───── RAW DATA

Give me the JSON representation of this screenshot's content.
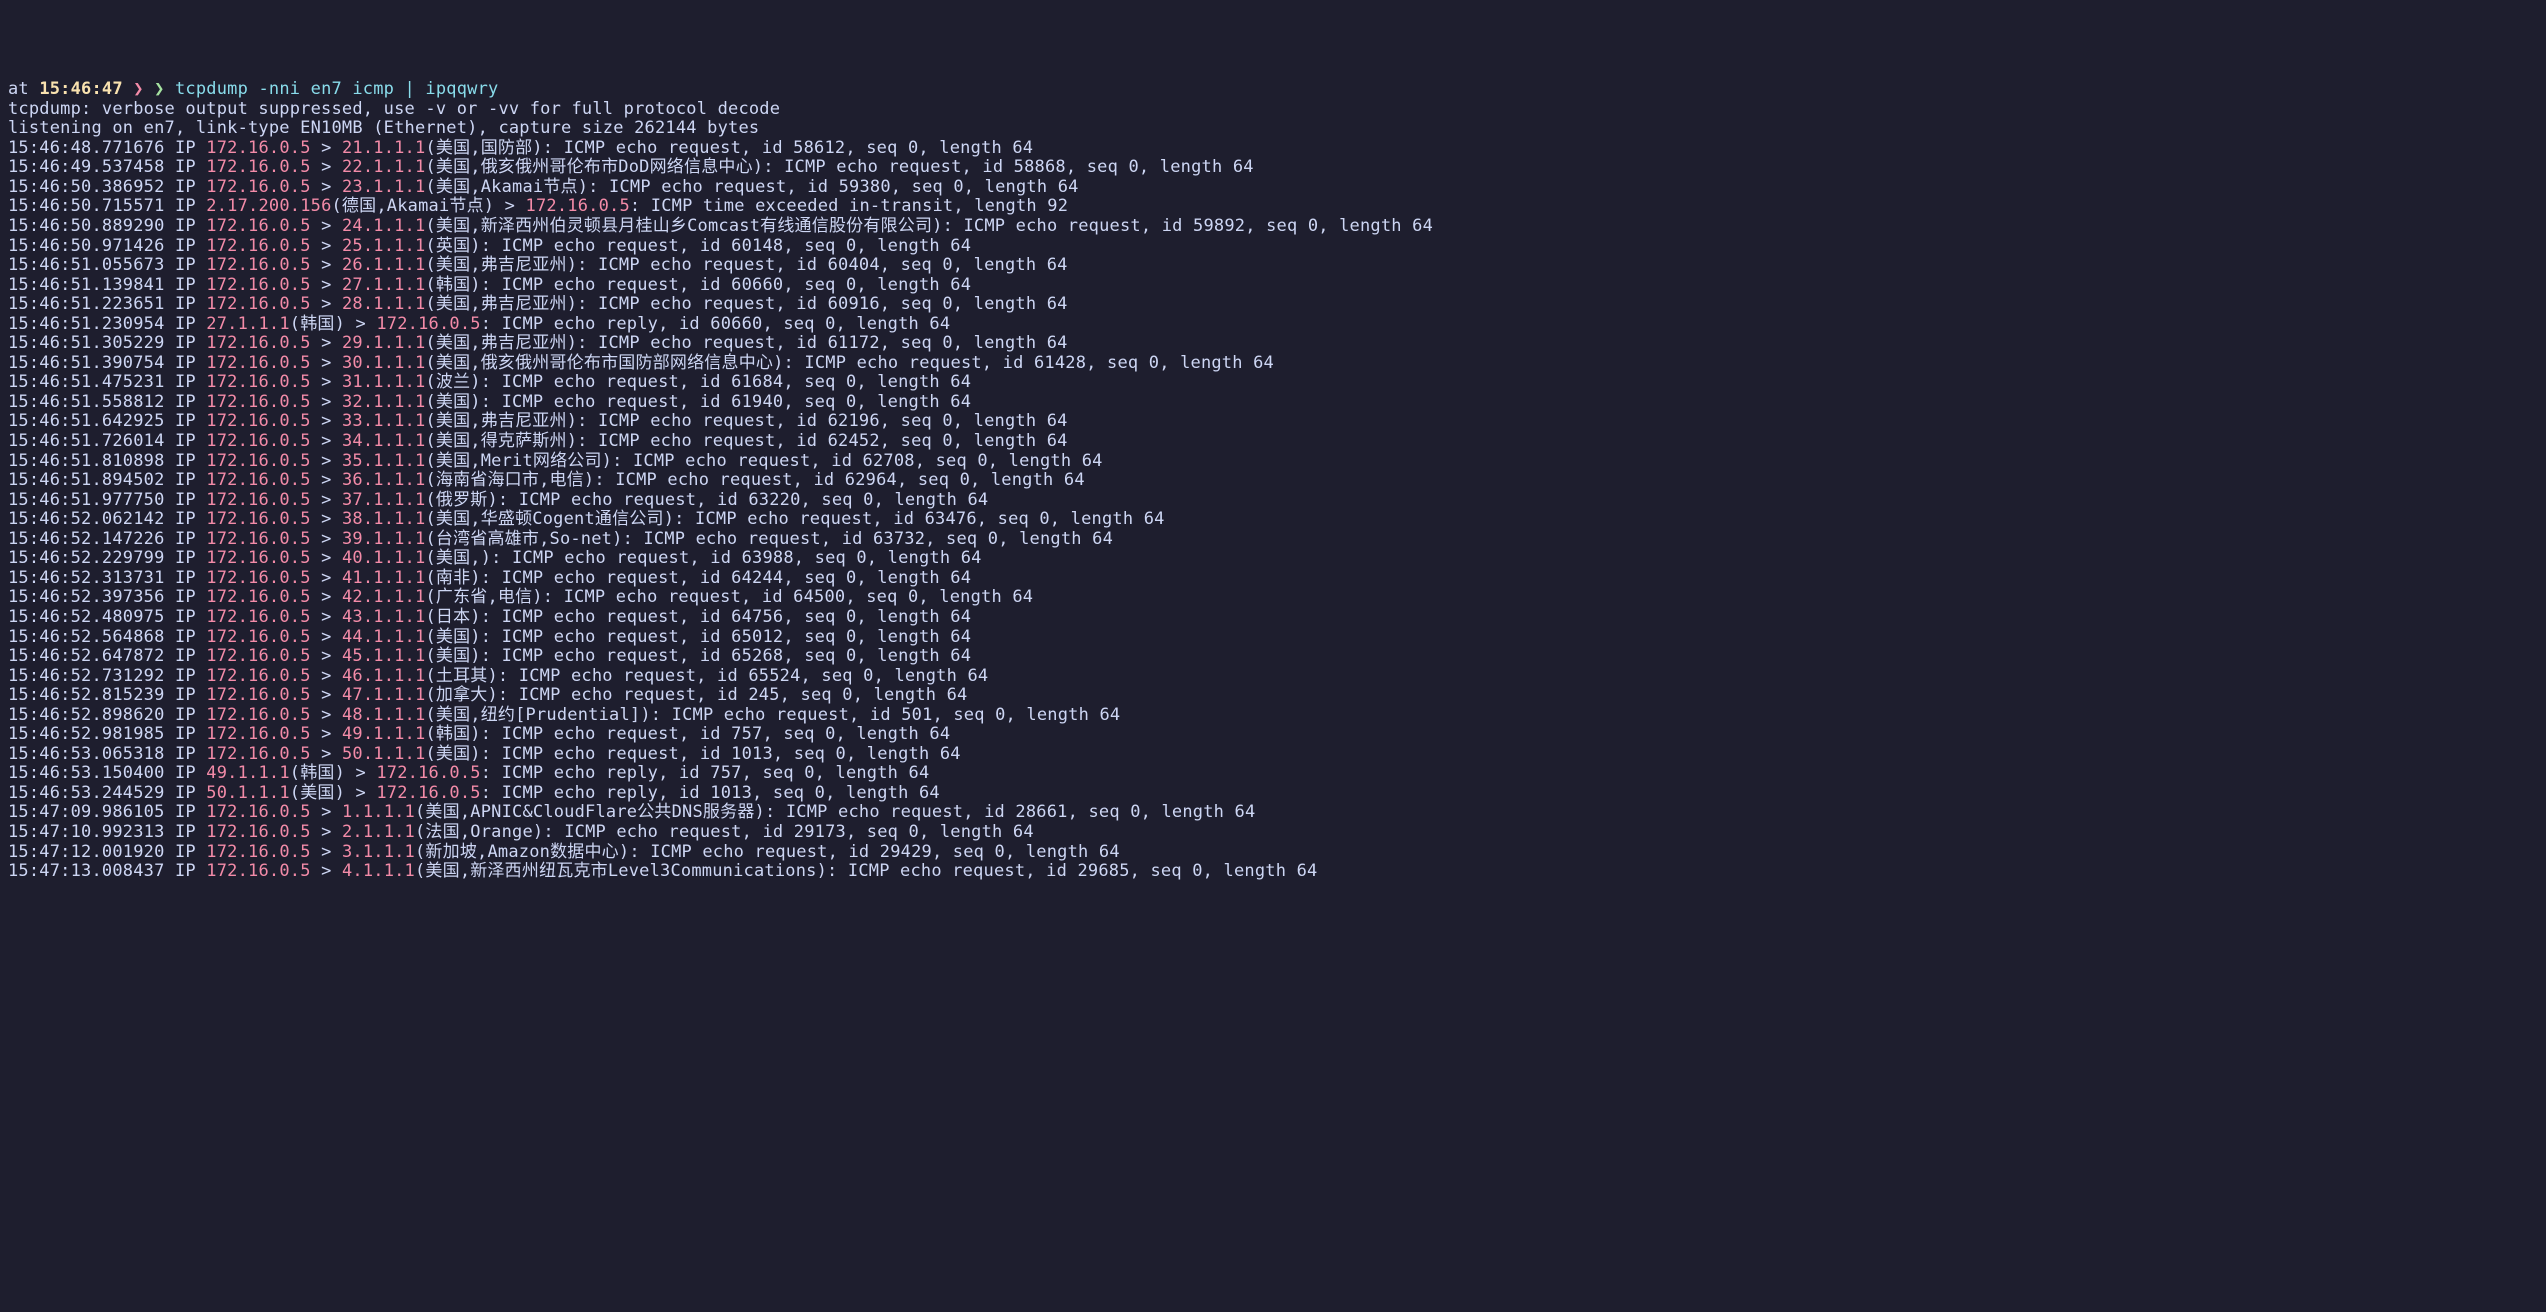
{
  "prompt": {
    "at": "at",
    "time": "15:46:47",
    "arrow1": "❯",
    "arrow2": "❯",
    "command": "tcpdump -nni en7 icmp | ipqqwry"
  },
  "header1": "tcpdump: verbose output suppressed, use -v or -vv for full protocol decode",
  "header2": "listening on en7, link-type EN10MB (Ethernet), capture size 262144 bytes",
  "packets": [
    {
      "ts": "15:46:48.771676",
      "src": "172.16.0.5",
      "dst": "21.1.1.1",
      "loc": "(美国,国防部)",
      "rest": ": ICMP echo request, id 58612, seq 0, length 64"
    },
    {
      "ts": "15:46:49.537458",
      "src": "172.16.0.5",
      "dst": "22.1.1.1",
      "loc": "(美国,俄亥俄州哥伦布市DoD网络信息中心)",
      "rest": ": ICMP echo request, id 58868, seq 0, length 64"
    },
    {
      "ts": "15:46:50.386952",
      "src": "172.16.0.5",
      "dst": "23.1.1.1",
      "loc": "(美国,Akamai节点)",
      "rest": ": ICMP echo request, id 59380, seq 0, length 64"
    },
    {
      "ts": "15:46:50.715571",
      "src": "2.17.200.156",
      "loc_pre": "(德国,Akamai节点)",
      "dst": "172.16.0.5",
      "rest": ": ICMP time exceeded in-transit, length 92"
    },
    {
      "ts": "15:46:50.889290",
      "src": "172.16.0.5",
      "dst": "24.1.1.1",
      "loc": "(美国,新泽西州伯灵顿县月桂山乡Comcast有线通信股份有限公司)",
      "rest": ": ICMP echo request, id 59892, seq 0, length 64"
    },
    {
      "ts": "15:46:50.971426",
      "src": "172.16.0.5",
      "dst": "25.1.1.1",
      "loc": "(英国)",
      "rest": ": ICMP echo request, id 60148, seq 0, length 64"
    },
    {
      "ts": "15:46:51.055673",
      "src": "172.16.0.5",
      "dst": "26.1.1.1",
      "loc": "(美国,弗吉尼亚州)",
      "rest": ": ICMP echo request, id 60404, seq 0, length 64"
    },
    {
      "ts": "15:46:51.139841",
      "src": "172.16.0.5",
      "dst": "27.1.1.1",
      "loc": "(韩国)",
      "rest": ": ICMP echo request, id 60660, seq 0, length 64"
    },
    {
      "ts": "15:46:51.223651",
      "src": "172.16.0.5",
      "dst": "28.1.1.1",
      "loc": "(美国,弗吉尼亚州)",
      "rest": ": ICMP echo request, id 60916, seq 0, length 64"
    },
    {
      "ts": "15:46:51.230954",
      "src": "27.1.1.1",
      "loc_pre": "(韩国)",
      "dst": "172.16.0.5",
      "rest": ": ICMP echo reply, id 60660, seq 0, length 64"
    },
    {
      "ts": "15:46:51.305229",
      "src": "172.16.0.5",
      "dst": "29.1.1.1",
      "loc": "(美国,弗吉尼亚州)",
      "rest": ": ICMP echo request, id 61172, seq 0, length 64"
    },
    {
      "ts": "15:46:51.390754",
      "src": "172.16.0.5",
      "dst": "30.1.1.1",
      "loc": "(美国,俄亥俄州哥伦布市国防部网络信息中心)",
      "rest": ": ICMP echo request, id 61428, seq 0, length 64"
    },
    {
      "ts": "15:46:51.475231",
      "src": "172.16.0.5",
      "dst": "31.1.1.1",
      "loc": "(波兰)",
      "rest": ": ICMP echo request, id 61684, seq 0, length 64"
    },
    {
      "ts": "15:46:51.558812",
      "src": "172.16.0.5",
      "dst": "32.1.1.1",
      "loc": "(美国)",
      "rest": ": ICMP echo request, id 61940, seq 0, length 64"
    },
    {
      "ts": "15:46:51.642925",
      "src": "172.16.0.5",
      "dst": "33.1.1.1",
      "loc": "(美国,弗吉尼亚州)",
      "rest": ": ICMP echo request, id 62196, seq 0, length 64"
    },
    {
      "ts": "15:46:51.726014",
      "src": "172.16.0.5",
      "dst": "34.1.1.1",
      "loc": "(美国,得克萨斯州)",
      "rest": ": ICMP echo request, id 62452, seq 0, length 64"
    },
    {
      "ts": "15:46:51.810898",
      "src": "172.16.0.5",
      "dst": "35.1.1.1",
      "loc": "(美国,Merit网络公司)",
      "rest": ": ICMP echo request, id 62708, seq 0, length 64"
    },
    {
      "ts": "15:46:51.894502",
      "src": "172.16.0.5",
      "dst": "36.1.1.1",
      "loc": "(海南省海口市,电信)",
      "rest": ": ICMP echo request, id 62964, seq 0, length 64"
    },
    {
      "ts": "15:46:51.977750",
      "src": "172.16.0.5",
      "dst": "37.1.1.1",
      "loc": "(俄罗斯)",
      "rest": ": ICMP echo request, id 63220, seq 0, length 64"
    },
    {
      "ts": "15:46:52.062142",
      "src": "172.16.0.5",
      "dst": "38.1.1.1",
      "loc": "(美国,华盛顿Cogent通信公司)",
      "rest": ": ICMP echo request, id 63476, seq 0, length 64"
    },
    {
      "ts": "15:46:52.147226",
      "src": "172.16.0.5",
      "dst": "39.1.1.1",
      "loc": "(台湾省高雄市,So-net)",
      "rest": ": ICMP echo request, id 63732, seq 0, length 64"
    },
    {
      "ts": "15:46:52.229799",
      "src": "172.16.0.5",
      "dst": "40.1.1.1",
      "loc": "(美国,)",
      "rest": ": ICMP echo request, id 63988, seq 0, length 64"
    },
    {
      "ts": "15:46:52.313731",
      "src": "172.16.0.5",
      "dst": "41.1.1.1",
      "loc": "(南非)",
      "rest": ": ICMP echo request, id 64244, seq 0, length 64"
    },
    {
      "ts": "15:46:52.397356",
      "src": "172.16.0.5",
      "dst": "42.1.1.1",
      "loc": "(广东省,电信)",
      "rest": ": ICMP echo request, id 64500, seq 0, length 64"
    },
    {
      "ts": "15:46:52.480975",
      "src": "172.16.0.5",
      "dst": "43.1.1.1",
      "loc": "(日本)",
      "rest": ": ICMP echo request, id 64756, seq 0, length 64"
    },
    {
      "ts": "15:46:52.564868",
      "src": "172.16.0.5",
      "dst": "44.1.1.1",
      "loc": "(美国)",
      "rest": ": ICMP echo request, id 65012, seq 0, length 64"
    },
    {
      "ts": "15:46:52.647872",
      "src": "172.16.0.5",
      "dst": "45.1.1.1",
      "loc": "(美国)",
      "rest": ": ICMP echo request, id 65268, seq 0, length 64"
    },
    {
      "ts": "15:46:52.731292",
      "src": "172.16.0.5",
      "dst": "46.1.1.1",
      "loc": "(土耳其)",
      "rest": ": ICMP echo request, id 65524, seq 0, length 64"
    },
    {
      "ts": "15:46:52.815239",
      "src": "172.16.0.5",
      "dst": "47.1.1.1",
      "loc": "(加拿大)",
      "rest": ": ICMP echo request, id 245, seq 0, length 64"
    },
    {
      "ts": "15:46:52.898620",
      "src": "172.16.0.5",
      "dst": "48.1.1.1",
      "loc": "(美国,纽约[Prudential])",
      "rest": ": ICMP echo request, id 501, seq 0, length 64"
    },
    {
      "ts": "15:46:52.981985",
      "src": "172.16.0.5",
      "dst": "49.1.1.1",
      "loc": "(韩国)",
      "rest": ": ICMP echo request, id 757, seq 0, length 64"
    },
    {
      "ts": "15:46:53.065318",
      "src": "172.16.0.5",
      "dst": "50.1.1.1",
      "loc": "(美国)",
      "rest": ": ICMP echo request, id 1013, seq 0, length 64"
    },
    {
      "ts": "15:46:53.150400",
      "src": "49.1.1.1",
      "loc_pre": "(韩国)",
      "dst": "172.16.0.5",
      "rest": ": ICMP echo reply, id 757, seq 0, length 64"
    },
    {
      "ts": "15:46:53.244529",
      "src": "50.1.1.1",
      "loc_pre": "(美国)",
      "dst": "172.16.0.5",
      "rest": ": ICMP echo reply, id 1013, seq 0, length 64"
    },
    {
      "ts": "15:47:09.986105",
      "src": "172.16.0.5",
      "dst": "1.1.1.1",
      "loc": "(美国,APNIC&CloudFlare公共DNS服务器)",
      "rest": ": ICMP echo request, id 28661, seq 0, length 64"
    },
    {
      "ts": "15:47:10.992313",
      "src": "172.16.0.5",
      "dst": "2.1.1.1",
      "loc": "(法国,Orange)",
      "rest": ": ICMP echo request, id 29173, seq 0, length 64"
    },
    {
      "ts": "15:47:12.001920",
      "src": "172.16.0.5",
      "dst": "3.1.1.1",
      "loc": "(新加坡,Amazon数据中心)",
      "rest": ": ICMP echo request, id 29429, seq 0, length 64"
    },
    {
      "ts": "15:47:13.008437",
      "src": "172.16.0.5",
      "dst": "4.1.1.1",
      "loc": "(美国,新泽西州纽瓦克市Level3Communications)",
      "rest": ": ICMP echo request, id 29685, seq 0, length 64"
    }
  ]
}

──────────

> [DIRECTION] Using the listing above, pick out each line that contains the word "tcpdump", then copy it.

> [RIGHT ANSWER]
    "command": "tcpdump -nni en7 icmp | ipqqwry"
  "header1": "tcpdump: verbose output suppressed, use -v or -vv for full protocol decode",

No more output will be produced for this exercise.